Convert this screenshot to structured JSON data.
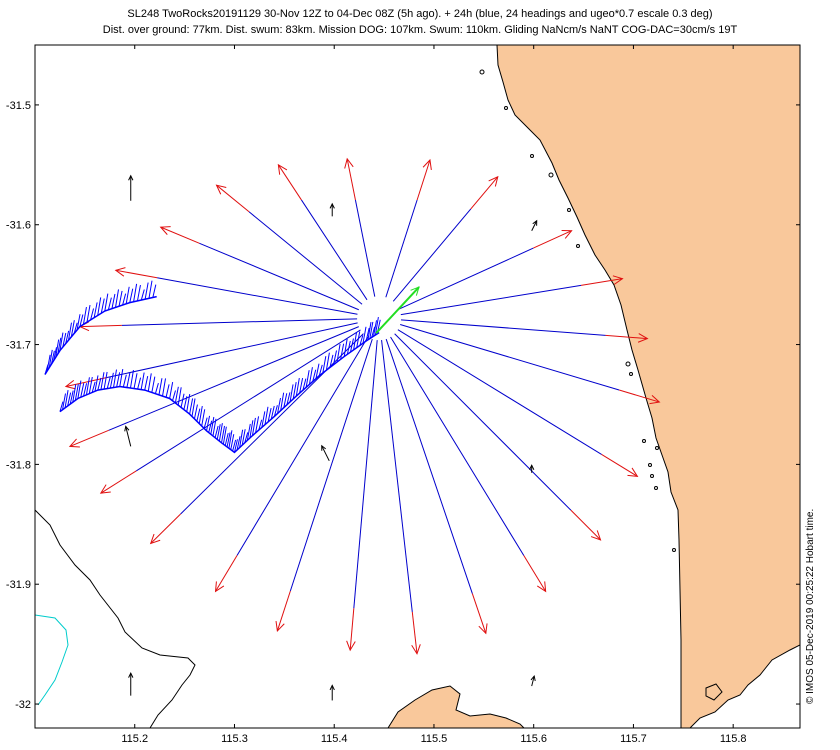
{
  "chart_data": {
    "type": "map",
    "title": "SL248 TwoRocks20191129 30-Nov 12Z to 04-Dec 08Z (5h ago). + 24h (blue, 24 headings and ugeo*0.7 escale 0.3 deg)",
    "subtitle": "Dist. over ground: 77km. Dist. swum: 83km. Mission DOG: 107km. Swum: 110km. Gliding NaNcm/s NaNT COG-DAC=30cm/s 19T",
    "credit": "© IMOS 05-Dec-2019 00:25:22 Hobart time.",
    "xlim": [
      115.1,
      115.867
    ],
    "ylim": [
      -32.02,
      -31.45
    ],
    "x_ticks": [
      "115.2",
      "115.3",
      "115.4",
      "115.5",
      "115.6",
      "115.7",
      "115.8"
    ],
    "x_tick_values": [
      115.2,
      115.3,
      115.4,
      115.5,
      115.6,
      115.7,
      115.8
    ],
    "y_ticks": [
      "-31.5",
      "-31.6",
      "-31.7",
      "-31.8",
      "-31.9",
      "-32"
    ],
    "y_tick_values": [
      -31.5,
      -31.6,
      -31.7,
      -31.8,
      -31.9,
      -32.0
    ],
    "colors": {
      "land": "#F9C89B",
      "track": "#0000FF",
      "heading_lines": "#0000CC",
      "heading_arrows": "#E01010",
      "current_heading": "#22DD22",
      "isobath_black": "#000000",
      "isobath_cyan": "#00CCCC",
      "currents": "#000000"
    },
    "glider_position": {
      "lon": 115.445,
      "lat": -31.678
    },
    "current_heading_tip": {
      "lon": 115.485,
      "lat": -31.652
    },
    "heading_endpoints": [
      {
        "lon": 115.413,
        "lat": -31.545
      },
      {
        "lon": 115.496,
        "lat": -31.546
      },
      {
        "lon": 115.564,
        "lat": -31.56
      },
      {
        "lon": 115.638,
        "lat": -31.605
      },
      {
        "lon": 115.689,
        "lat": -31.645
      },
      {
        "lon": 115.714,
        "lat": -31.695
      },
      {
        "lon": 115.726,
        "lat": -31.748
      },
      {
        "lon": 115.704,
        "lat": -31.81
      },
      {
        "lon": 115.667,
        "lat": -31.863
      },
      {
        "lon": 115.612,
        "lat": -31.906
      },
      {
        "lon": 115.552,
        "lat": -31.941
      },
      {
        "lon": 115.483,
        "lat": -31.958
      },
      {
        "lon": 115.416,
        "lat": -31.955
      },
      {
        "lon": 115.343,
        "lat": -31.939
      },
      {
        "lon": 115.281,
        "lat": -31.906
      },
      {
        "lon": 115.216,
        "lat": -31.866
      },
      {
        "lon": 115.166,
        "lat": -31.824
      },
      {
        "lon": 115.135,
        "lat": -31.785
      },
      {
        "lon": 115.131,
        "lat": -31.735
      },
      {
        "lon": 115.145,
        "lat": -31.685
      },
      {
        "lon": 115.181,
        "lat": -31.638
      },
      {
        "lon": 115.226,
        "lat": -31.602
      },
      {
        "lon": 115.282,
        "lat": -31.567
      },
      {
        "lon": 115.344,
        "lat": -31.55
      }
    ],
    "track": [
      {
        "lon": 115.125,
        "lat": -31.756
      },
      {
        "lon": 115.143,
        "lat": -31.745
      },
      {
        "lon": 115.163,
        "lat": -31.738
      },
      {
        "lon": 115.185,
        "lat": -31.735
      },
      {
        "lon": 115.21,
        "lat": -31.738
      },
      {
        "lon": 115.235,
        "lat": -31.745
      },
      {
        "lon": 115.255,
        "lat": -31.758
      },
      {
        "lon": 115.272,
        "lat": -31.772
      },
      {
        "lon": 115.287,
        "lat": -31.782
      },
      {
        "lon": 115.3,
        "lat": -31.79
      },
      {
        "lon": 115.318,
        "lat": -31.776
      },
      {
        "lon": 115.34,
        "lat": -31.76
      },
      {
        "lon": 115.362,
        "lat": -31.743
      },
      {
        "lon": 115.385,
        "lat": -31.726
      },
      {
        "lon": 115.41,
        "lat": -31.71
      },
      {
        "lon": 115.432,
        "lat": -31.697
      },
      {
        "lon": 115.445,
        "lat": -31.69
      }
    ],
    "track_west_segment": [
      {
        "lon": 115.11,
        "lat": -31.725
      },
      {
        "lon": 115.125,
        "lat": -31.705
      },
      {
        "lon": 115.145,
        "lat": -31.685
      },
      {
        "lon": 115.17,
        "lat": -31.672
      },
      {
        "lon": 115.195,
        "lat": -31.665
      },
      {
        "lon": 115.222,
        "lat": -31.66
      }
    ],
    "depth_averaged_currents": [
      {
        "lon": 115.196,
        "lat": -31.58,
        "u": 0.0,
        "v": 1.0
      },
      {
        "lon": 115.398,
        "lat": -31.593,
        "u": 0.0,
        "v": 0.5
      },
      {
        "lon": 115.598,
        "lat": -31.605,
        "u": 0.2,
        "v": 0.4
      },
      {
        "lon": 115.196,
        "lat": -31.785,
        "u": -0.2,
        "v": 0.8
      },
      {
        "lon": 115.395,
        "lat": -31.797,
        "u": -0.3,
        "v": 0.6
      },
      {
        "lon": 115.598,
        "lat": -31.807,
        "u": 0.0,
        "v": 0.3
      },
      {
        "lon": 115.196,
        "lat": -31.993,
        "u": 0.0,
        "v": 0.9
      },
      {
        "lon": 115.398,
        "lat": -31.997,
        "u": 0.0,
        "v": 0.6
      },
      {
        "lon": 115.598,
        "lat": -31.985,
        "u": 0.1,
        "v": 0.4
      }
    ]
  }
}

- - -

Task description — Copy out the listing exactly as it stands, but not the pictures.

The output —
Convert this screenshot to structured JSON data.
{
  "chart_data": {
    "type": "map",
    "title": "SL248 TwoRocks20191129 30-Nov 12Z to 04-Dec 08Z (5h ago). + 24h (blue, 24 headings and ugeo*0.7 escale 0.3 deg)",
    "subtitle": "Dist. over ground: 77km. Dist. swum: 83km. Mission DOG: 107km. Swum: 110km. Gliding NaNcm/s NaNT COG-DAC=30cm/s 19T",
    "credit": "© IMOS 05-Dec-2019 00:25:22 Hobart time.",
    "xlim": [
      115.1,
      115.867
    ],
    "ylim": [
      -32.02,
      -31.45
    ],
    "x_ticks": [
      "115.2",
      "115.3",
      "115.4",
      "115.5",
      "115.6",
      "115.7",
      "115.8"
    ],
    "x_tick_values": [
      115.2,
      115.3,
      115.4,
      115.5,
      115.6,
      115.7,
      115.8
    ],
    "y_ticks": [
      "-31.5",
      "-31.6",
      "-31.7",
      "-31.8",
      "-31.9",
      "-32"
    ],
    "y_tick_values": [
      -31.5,
      -31.6,
      -31.7,
      -31.8,
      -31.9,
      -32.0
    ],
    "colors": {
      "land": "#F9C89B",
      "track": "#0000FF",
      "heading_lines": "#0000CC",
      "heading_arrows": "#E01010",
      "current_heading": "#22DD22",
      "isobath_black": "#000000",
      "isobath_cyan": "#00CCCC",
      "currents": "#000000"
    },
    "glider_position": {
      "lon": 115.445,
      "lat": -31.678
    },
    "current_heading_tip": {
      "lon": 115.485,
      "lat": -31.652
    },
    "heading_endpoints": [
      {
        "lon": 115.413,
        "lat": -31.545
      },
      {
        "lon": 115.496,
        "lat": -31.546
      },
      {
        "lon": 115.564,
        "lat": -31.56
      },
      {
        "lon": 115.638,
        "lat": -31.605
      },
      {
        "lon": 115.689,
        "lat": -31.645
      },
      {
        "lon": 115.714,
        "lat": -31.695
      },
      {
        "lon": 115.726,
        "lat": -31.748
      },
      {
        "lon": 115.704,
        "lat": -31.81
      },
      {
        "lon": 115.667,
        "lat": -31.863
      },
      {
        "lon": 115.612,
        "lat": -31.906
      },
      {
        "lon": 115.552,
        "lat": -31.941
      },
      {
        "lon": 115.483,
        "lat": -31.958
      },
      {
        "lon": 115.416,
        "lat": -31.955
      },
      {
        "lon": 115.343,
        "lat": -31.939
      },
      {
        "lon": 115.281,
        "lat": -31.906
      },
      {
        "lon": 115.216,
        "lat": -31.866
      },
      {
        "lon": 115.166,
        "lat": -31.824
      },
      {
        "lon": 115.135,
        "lat": -31.785
      },
      {
        "lon": 115.131,
        "lat": -31.735
      },
      {
        "lon": 115.145,
        "lat": -31.685
      },
      {
        "lon": 115.181,
        "lat": -31.638
      },
      {
        "lon": 115.226,
        "lat": -31.602
      },
      {
        "lon": 115.282,
        "lat": -31.567
      },
      {
        "lon": 115.344,
        "lat": -31.55
      }
    ],
    "track": [
      {
        "lon": 115.125,
        "lat": -31.756
      },
      {
        "lon": 115.143,
        "lat": -31.745
      },
      {
        "lon": 115.163,
        "lat": -31.738
      },
      {
        "lon": 115.185,
        "lat": -31.735
      },
      {
        "lon": 115.21,
        "lat": -31.738
      },
      {
        "lon": 115.235,
        "lat": -31.745
      },
      {
        "lon": 115.255,
        "lat": -31.758
      },
      {
        "lon": 115.272,
        "lat": -31.772
      },
      {
        "lon": 115.287,
        "lat": -31.782
      },
      {
        "lon": 115.3,
        "lat": -31.79
      },
      {
        "lon": 115.318,
        "lat": -31.776
      },
      {
        "lon": 115.34,
        "lat": -31.76
      },
      {
        "lon": 115.362,
        "lat": -31.743
      },
      {
        "lon": 115.385,
        "lat": -31.726
      },
      {
        "lon": 115.41,
        "lat": -31.71
      },
      {
        "lon": 115.432,
        "lat": -31.697
      },
      {
        "lon": 115.445,
        "lat": -31.69
      }
    ],
    "track_west_segment": [
      {
        "lon": 115.11,
        "lat": -31.725
      },
      {
        "lon": 115.125,
        "lat": -31.705
      },
      {
        "lon": 115.145,
        "lat": -31.685
      },
      {
        "lon": 115.17,
        "lat": -31.672
      },
      {
        "lon": 115.195,
        "lat": -31.665
      },
      {
        "lon": 115.222,
        "lat": -31.66
      }
    ],
    "depth_averaged_currents": [
      {
        "lon": 115.196,
        "lat": -31.58,
        "u": 0.0,
        "v": 1.0
      },
      {
        "lon": 115.398,
        "lat": -31.593,
        "u": 0.0,
        "v": 0.5
      },
      {
        "lon": 115.598,
        "lat": -31.605,
        "u": 0.2,
        "v": 0.4
      },
      {
        "lon": 115.196,
        "lat": -31.785,
        "u": -0.2,
        "v": 0.8
      },
      {
        "lon": 115.395,
        "lat": -31.797,
        "u": -0.3,
        "v": 0.6
      },
      {
        "lon": 115.598,
        "lat": -31.807,
        "u": 0.0,
        "v": 0.3
      },
      {
        "lon": 115.196,
        "lat": -31.993,
        "u": 0.0,
        "v": 0.9
      },
      {
        "lon": 115.398,
        "lat": -31.997,
        "u": 0.0,
        "v": 0.6
      },
      {
        "lon": 115.598,
        "lat": -31.985,
        "u": 0.1,
        "v": 0.4
      }
    ]
  }
}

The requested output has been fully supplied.